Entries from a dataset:
· · ·

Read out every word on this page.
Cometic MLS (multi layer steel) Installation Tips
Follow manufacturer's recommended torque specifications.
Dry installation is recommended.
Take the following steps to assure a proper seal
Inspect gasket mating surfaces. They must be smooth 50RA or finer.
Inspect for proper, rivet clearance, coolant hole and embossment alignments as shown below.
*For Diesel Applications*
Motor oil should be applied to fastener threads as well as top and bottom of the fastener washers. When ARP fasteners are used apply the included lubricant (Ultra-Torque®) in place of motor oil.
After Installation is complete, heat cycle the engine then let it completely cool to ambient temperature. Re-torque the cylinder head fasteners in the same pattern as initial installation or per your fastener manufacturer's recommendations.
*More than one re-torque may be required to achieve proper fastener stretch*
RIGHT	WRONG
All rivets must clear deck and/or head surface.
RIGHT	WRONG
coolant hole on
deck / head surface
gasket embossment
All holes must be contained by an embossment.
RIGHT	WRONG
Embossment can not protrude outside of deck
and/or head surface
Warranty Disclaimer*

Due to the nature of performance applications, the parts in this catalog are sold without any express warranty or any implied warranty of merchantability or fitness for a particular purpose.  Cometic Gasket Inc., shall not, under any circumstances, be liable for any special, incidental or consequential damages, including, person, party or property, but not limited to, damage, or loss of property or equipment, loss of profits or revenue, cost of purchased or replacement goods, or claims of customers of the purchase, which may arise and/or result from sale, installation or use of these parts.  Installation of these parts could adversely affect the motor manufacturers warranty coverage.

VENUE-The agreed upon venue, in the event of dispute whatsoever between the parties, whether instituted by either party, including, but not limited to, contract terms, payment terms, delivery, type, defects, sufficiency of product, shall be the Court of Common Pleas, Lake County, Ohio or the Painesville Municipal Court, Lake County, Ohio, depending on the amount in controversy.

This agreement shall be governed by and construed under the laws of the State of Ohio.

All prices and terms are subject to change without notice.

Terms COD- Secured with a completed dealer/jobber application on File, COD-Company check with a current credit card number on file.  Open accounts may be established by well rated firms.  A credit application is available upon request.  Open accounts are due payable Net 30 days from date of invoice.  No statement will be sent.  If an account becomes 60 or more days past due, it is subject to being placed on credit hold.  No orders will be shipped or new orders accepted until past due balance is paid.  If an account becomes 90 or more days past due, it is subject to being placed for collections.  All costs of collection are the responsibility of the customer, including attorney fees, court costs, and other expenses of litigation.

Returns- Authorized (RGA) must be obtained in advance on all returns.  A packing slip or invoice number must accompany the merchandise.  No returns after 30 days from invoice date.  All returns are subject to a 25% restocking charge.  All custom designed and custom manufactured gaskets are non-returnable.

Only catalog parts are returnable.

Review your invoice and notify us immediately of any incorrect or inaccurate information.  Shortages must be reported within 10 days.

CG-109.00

· · ·

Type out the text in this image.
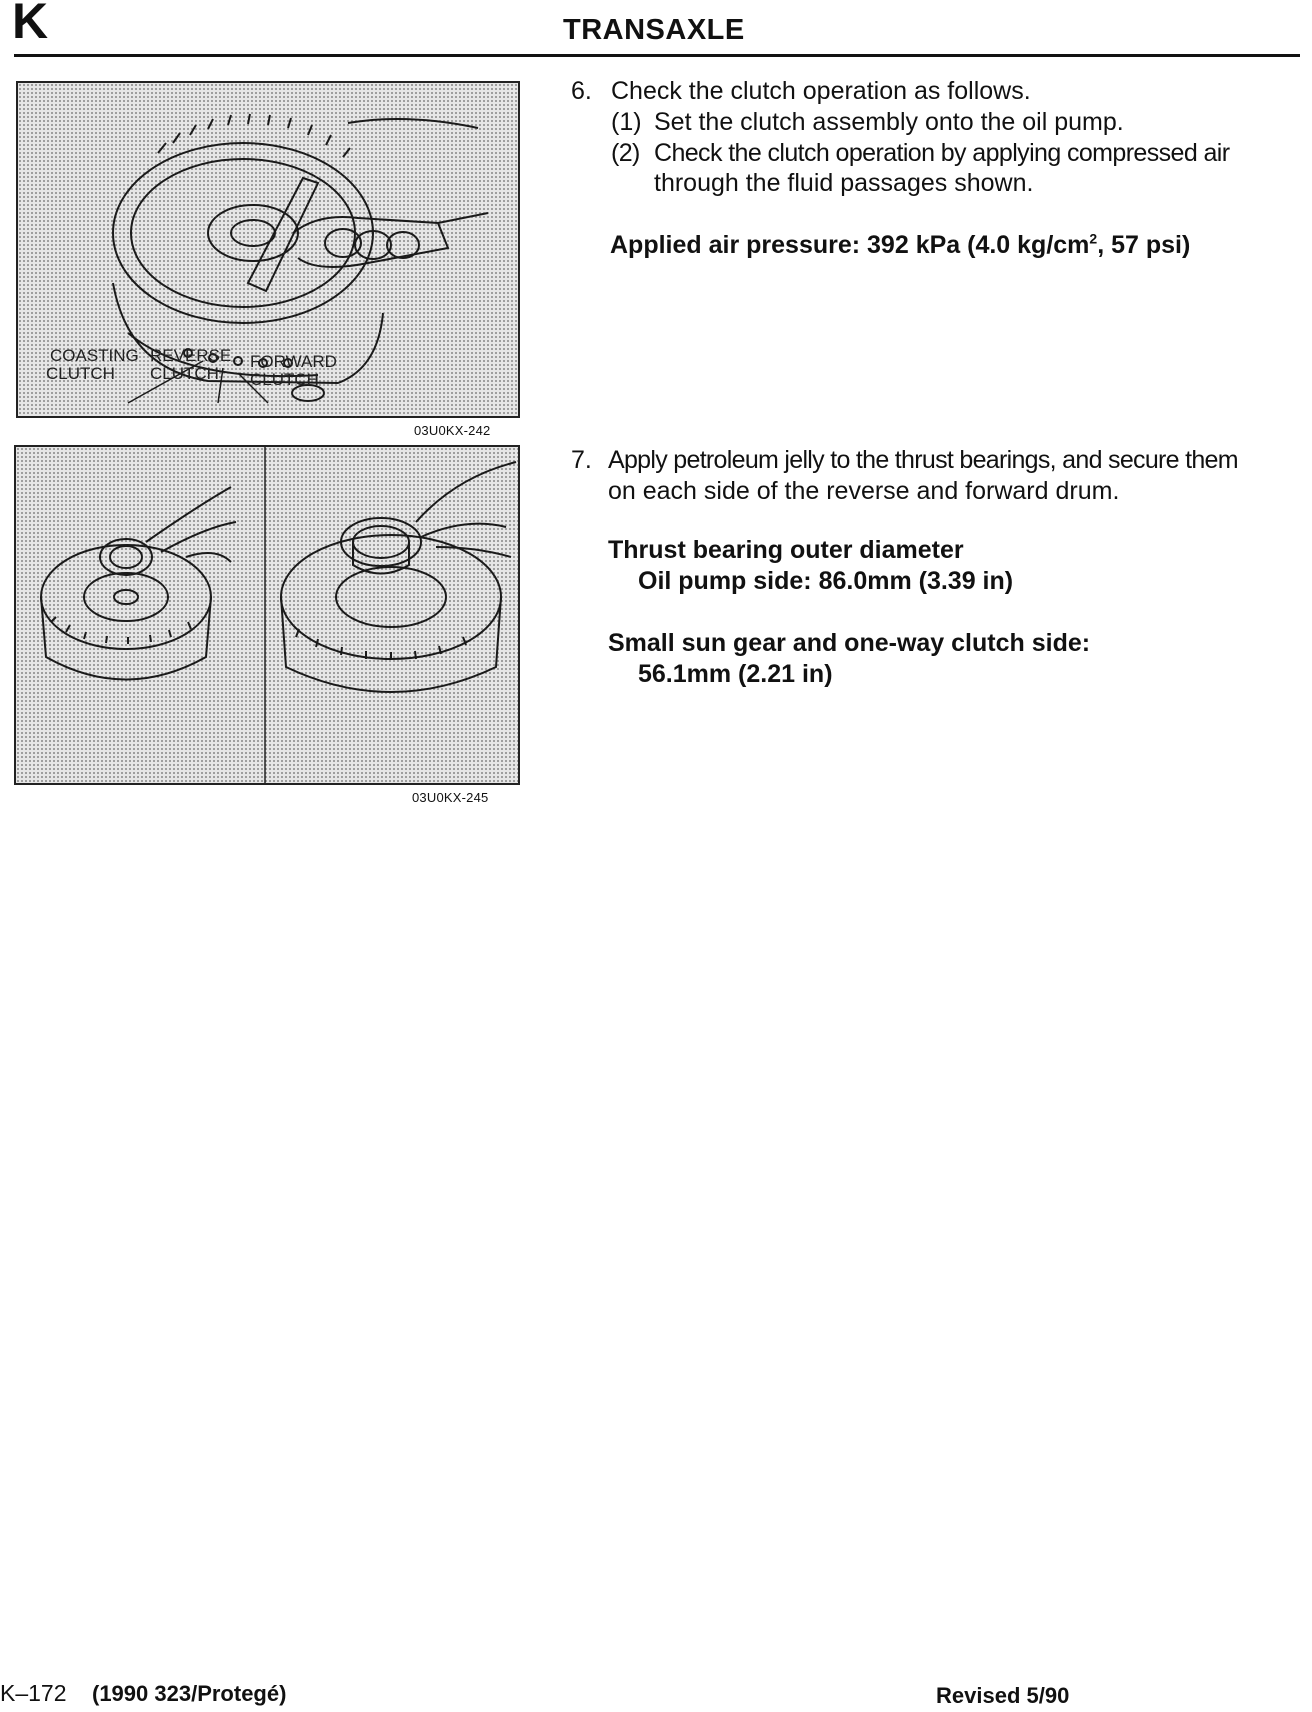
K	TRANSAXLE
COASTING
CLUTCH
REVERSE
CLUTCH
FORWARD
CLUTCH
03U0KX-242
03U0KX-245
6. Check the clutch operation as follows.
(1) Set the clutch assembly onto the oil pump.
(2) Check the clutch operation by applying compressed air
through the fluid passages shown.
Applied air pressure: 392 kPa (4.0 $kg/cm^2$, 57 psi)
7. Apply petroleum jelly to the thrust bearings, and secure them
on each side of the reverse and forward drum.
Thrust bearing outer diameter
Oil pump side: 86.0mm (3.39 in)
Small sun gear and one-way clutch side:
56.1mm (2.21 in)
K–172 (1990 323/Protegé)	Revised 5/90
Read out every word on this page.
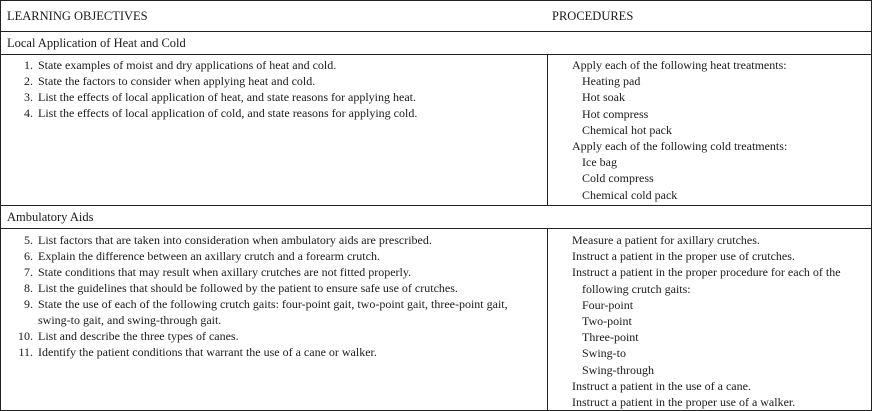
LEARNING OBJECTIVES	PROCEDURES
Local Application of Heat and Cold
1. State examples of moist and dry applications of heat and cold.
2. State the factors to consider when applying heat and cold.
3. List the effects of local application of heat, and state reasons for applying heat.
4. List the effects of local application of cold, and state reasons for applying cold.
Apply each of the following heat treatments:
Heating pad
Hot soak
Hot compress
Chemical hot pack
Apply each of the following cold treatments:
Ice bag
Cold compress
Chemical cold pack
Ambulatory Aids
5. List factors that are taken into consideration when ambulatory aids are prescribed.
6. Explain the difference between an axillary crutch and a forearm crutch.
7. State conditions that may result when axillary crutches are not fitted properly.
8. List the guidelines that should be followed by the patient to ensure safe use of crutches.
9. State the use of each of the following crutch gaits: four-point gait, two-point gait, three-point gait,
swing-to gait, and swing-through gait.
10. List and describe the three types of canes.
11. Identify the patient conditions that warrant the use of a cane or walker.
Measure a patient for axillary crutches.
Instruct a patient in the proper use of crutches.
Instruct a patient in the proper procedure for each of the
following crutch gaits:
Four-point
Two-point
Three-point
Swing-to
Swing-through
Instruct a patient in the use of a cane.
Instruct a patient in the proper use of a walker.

· · ·

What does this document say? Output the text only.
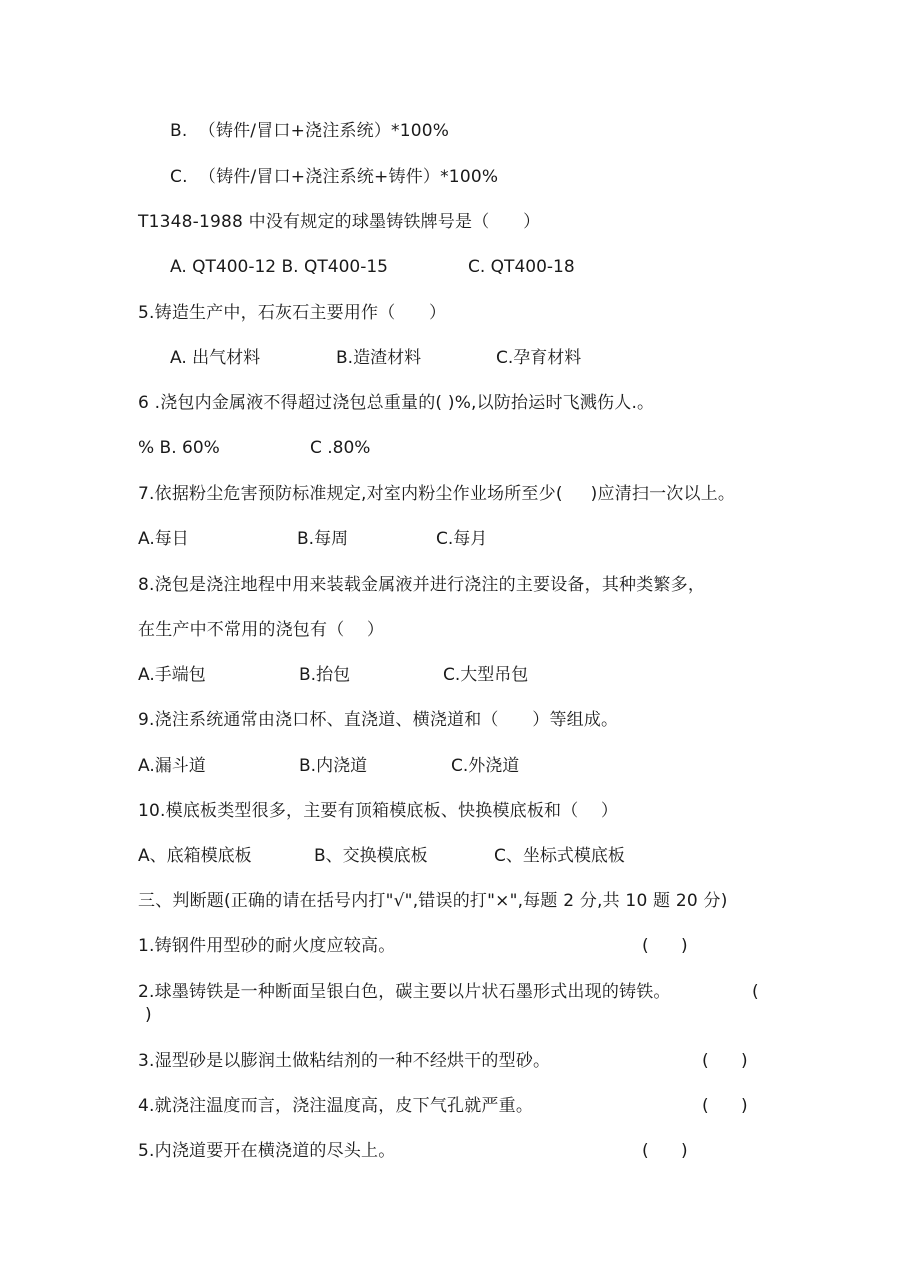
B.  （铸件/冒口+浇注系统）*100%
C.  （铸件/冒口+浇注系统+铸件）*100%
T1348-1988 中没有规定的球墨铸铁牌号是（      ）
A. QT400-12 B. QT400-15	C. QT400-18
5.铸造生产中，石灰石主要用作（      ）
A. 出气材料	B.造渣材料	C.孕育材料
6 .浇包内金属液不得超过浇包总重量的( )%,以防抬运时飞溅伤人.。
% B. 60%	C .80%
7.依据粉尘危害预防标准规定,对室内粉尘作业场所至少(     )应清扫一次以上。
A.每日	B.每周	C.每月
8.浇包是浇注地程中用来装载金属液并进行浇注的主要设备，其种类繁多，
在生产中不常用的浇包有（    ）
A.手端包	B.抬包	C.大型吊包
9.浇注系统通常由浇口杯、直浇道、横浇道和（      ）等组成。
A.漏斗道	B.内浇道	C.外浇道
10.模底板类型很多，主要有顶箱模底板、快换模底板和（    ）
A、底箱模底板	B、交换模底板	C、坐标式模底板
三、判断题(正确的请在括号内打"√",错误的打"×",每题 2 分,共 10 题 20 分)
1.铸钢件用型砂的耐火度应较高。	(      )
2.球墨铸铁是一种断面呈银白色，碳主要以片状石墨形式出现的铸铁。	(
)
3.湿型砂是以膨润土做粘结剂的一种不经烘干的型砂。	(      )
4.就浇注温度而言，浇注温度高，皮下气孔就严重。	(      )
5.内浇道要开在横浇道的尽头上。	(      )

· · ·

▶ [EXERCISE AIM] From the material, report only how many lines include the word "each".

▶ [FINISHED EXERCISE] 5